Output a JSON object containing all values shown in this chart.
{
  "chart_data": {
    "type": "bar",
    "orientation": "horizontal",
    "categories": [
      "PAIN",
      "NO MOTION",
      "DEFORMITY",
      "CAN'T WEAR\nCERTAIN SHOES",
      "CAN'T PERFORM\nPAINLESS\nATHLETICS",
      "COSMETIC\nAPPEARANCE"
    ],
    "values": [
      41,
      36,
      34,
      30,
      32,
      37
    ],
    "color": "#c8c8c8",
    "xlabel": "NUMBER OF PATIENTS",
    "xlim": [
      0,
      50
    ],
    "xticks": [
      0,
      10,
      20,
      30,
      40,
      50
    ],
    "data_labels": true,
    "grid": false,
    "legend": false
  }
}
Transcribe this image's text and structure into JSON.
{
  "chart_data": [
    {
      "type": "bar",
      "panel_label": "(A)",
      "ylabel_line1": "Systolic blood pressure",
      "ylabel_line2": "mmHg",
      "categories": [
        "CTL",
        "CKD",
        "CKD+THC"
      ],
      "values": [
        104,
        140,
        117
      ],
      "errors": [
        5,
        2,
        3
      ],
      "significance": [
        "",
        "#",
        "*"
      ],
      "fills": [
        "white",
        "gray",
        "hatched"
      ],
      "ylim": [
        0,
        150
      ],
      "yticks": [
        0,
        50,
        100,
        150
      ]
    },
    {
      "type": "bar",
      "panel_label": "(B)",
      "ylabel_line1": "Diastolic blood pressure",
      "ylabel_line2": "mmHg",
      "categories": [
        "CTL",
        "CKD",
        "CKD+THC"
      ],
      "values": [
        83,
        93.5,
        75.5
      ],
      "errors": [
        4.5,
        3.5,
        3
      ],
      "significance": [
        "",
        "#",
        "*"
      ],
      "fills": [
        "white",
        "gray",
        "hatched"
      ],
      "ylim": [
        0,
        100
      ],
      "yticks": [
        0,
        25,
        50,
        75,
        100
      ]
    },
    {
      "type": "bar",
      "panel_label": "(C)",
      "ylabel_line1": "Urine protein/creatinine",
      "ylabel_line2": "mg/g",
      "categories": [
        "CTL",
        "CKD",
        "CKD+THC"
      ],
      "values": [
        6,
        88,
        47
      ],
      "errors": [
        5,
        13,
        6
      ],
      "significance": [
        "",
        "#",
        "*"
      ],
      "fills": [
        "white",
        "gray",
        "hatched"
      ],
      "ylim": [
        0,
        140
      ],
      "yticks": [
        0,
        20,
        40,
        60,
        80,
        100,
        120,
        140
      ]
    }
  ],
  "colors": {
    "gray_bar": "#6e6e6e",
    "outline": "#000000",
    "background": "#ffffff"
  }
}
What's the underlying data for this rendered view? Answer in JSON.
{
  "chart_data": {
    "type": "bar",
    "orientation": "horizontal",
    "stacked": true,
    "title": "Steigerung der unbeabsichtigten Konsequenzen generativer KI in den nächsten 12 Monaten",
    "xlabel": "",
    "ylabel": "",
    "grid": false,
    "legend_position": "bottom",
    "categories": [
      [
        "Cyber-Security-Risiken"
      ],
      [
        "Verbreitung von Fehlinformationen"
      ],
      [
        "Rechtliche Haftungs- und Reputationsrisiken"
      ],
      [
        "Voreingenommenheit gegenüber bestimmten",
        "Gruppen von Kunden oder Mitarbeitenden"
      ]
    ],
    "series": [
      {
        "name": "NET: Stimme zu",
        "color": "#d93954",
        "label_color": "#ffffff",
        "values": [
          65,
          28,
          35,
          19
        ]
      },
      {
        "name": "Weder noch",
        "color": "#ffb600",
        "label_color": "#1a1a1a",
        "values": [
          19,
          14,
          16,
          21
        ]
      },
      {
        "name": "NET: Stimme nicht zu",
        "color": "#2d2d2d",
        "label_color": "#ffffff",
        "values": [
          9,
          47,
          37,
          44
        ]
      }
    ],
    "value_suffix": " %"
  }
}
◆ ◆ ◆ ◆
WHAT TO PRODUCE:
Exactly as they stand above, write out the entries.

EXERCISE RESULT:
Output a JSON object containing all values shown in this chart.
{
  "chart_data": {
    "type": "bar",
    "orientation": "horizontal",
    "categories": [
      "PAIN",
      "NO MOTION",
      "DEFORMITY",
      "CAN'T WEAR\nCERTAIN SHOES",
      "CAN'T PERFORM\nPAINLESS\nATHLETICS",
      "COSMETIC\nAPPEARANCE"
    ],
    "values": [
      41,
      36,
      34,
      30,
      32,
      37
    ],
    "color": "#c8c8c8",
    "xlabel": "NUMBER OF PATIENTS",
    "xlim": [
      0,
      50
    ],
    "xticks": [
      0,
      10,
      20,
      30,
      40,
      50
    ],
    "data_labels": true,
    "grid": false,
    "legend": false
  }
}
Transcribe this image's text and structure into JSON.
{
  "chart_data": [
    {
      "type": "bar",
      "panel_label": "(A)",
      "ylabel_line1": "Systolic blood pressure",
      "ylabel_line2": "mmHg",
      "categories": [
        "CTL",
        "CKD",
        "CKD+THC"
      ],
      "values": [
        104,
        140,
        117
      ],
      "errors": [
        5,
        2,
        3
      ],
      "significance": [
        "",
        "#",
        "*"
      ],
      "fills": [
        "white",
        "gray",
        "hatched"
      ],
      "ylim": [
        0,
        150
      ],
      "yticks": [
        0,
        50,
        100,
        150
      ]
    },
    {
      "type": "bar",
      "panel_label": "(B)",
      "ylabel_line1": "Diastolic blood pressure",
      "ylabel_line2": "mmHg",
      "categories": [
        "CTL",
        "CKD",
        "CKD+THC"
      ],
      "values": [
        83,
        93.5,
        75.5
      ],
      "errors": [
        4.5,
        3.5,
        3
      ],
      "significance": [
        "",
        "#",
        "*"
      ],
      "fills": [
        "white",
        "gray",
        "hatched"
      ],
      "ylim": [
        0,
        100
      ],
      "yticks": [
        0,
        25,
        50,
        75,
        100
      ]
    },
    {
      "type": "bar",
      "panel_label": "(C)",
      "ylabel_line1": "Urine protein/creatinine",
      "ylabel_line2": "mg/g",
      "categories": [
        "CTL",
        "CKD",
        "CKD+THC"
      ],
      "values": [
        6,
        88,
        47
      ],
      "errors": [
        5,
        13,
        6
      ],
      "significance": [
        "",
        "#",
        "*"
      ],
      "fills": [
        "white",
        "gray",
        "hatched"
      ],
      "ylim": [
        0,
        140
      ],
      "yticks": [
        0,
        20,
        40,
        60,
        80,
        100,
        120,
        140
      ]
    }
  ],
  "colors": {
    "gray_bar": "#6e6e6e",
    "outline": "#000000",
    "background": "#ffffff"
  }
}
What's the underlying data for this rendered view? Answer in JSON.
{
  "chart_data": {
    "type": "bar",
    "orientation": "horizontal",
    "stacked": true,
    "title": "Steigerung der unbeabsichtigten Konsequenzen generativer KI in den nächsten 12 Monaten",
    "xlabel": "",
    "ylabel": "",
    "grid": false,
    "legend_position": "bottom",
    "categories": [
      [
        "Cyber-Security-Risiken"
      ],
      [
        "Verbreitung von Fehlinformationen"
      ],
      [
        "Rechtliche Haftungs- und Reputationsrisiken"
      ],
      [
        "Voreingenommenheit gegenüber bestimmten",
        "Gruppen von Kunden oder Mitarbeitenden"
      ]
    ],
    "series": [
      {
        "name": "NET: Stimme zu",
        "color": "#d93954",
        "label_color": "#ffffff",
        "values": [
          65,
          28,
          35,
          19
        ]
      },
      {
        "name": "Weder noch",
        "color": "#ffb600",
        "label_color": "#1a1a1a",
        "values": [
          19,
          14,
          16,
          21
        ]
      },
      {
        "name": "NET: Stimme nicht zu",
        "color": "#2d2d2d",
        "label_color": "#ffffff",
        "values": [
          9,
          47,
          37,
          44
        ]
      }
    ],
    "value_suffix": " %"
  }
}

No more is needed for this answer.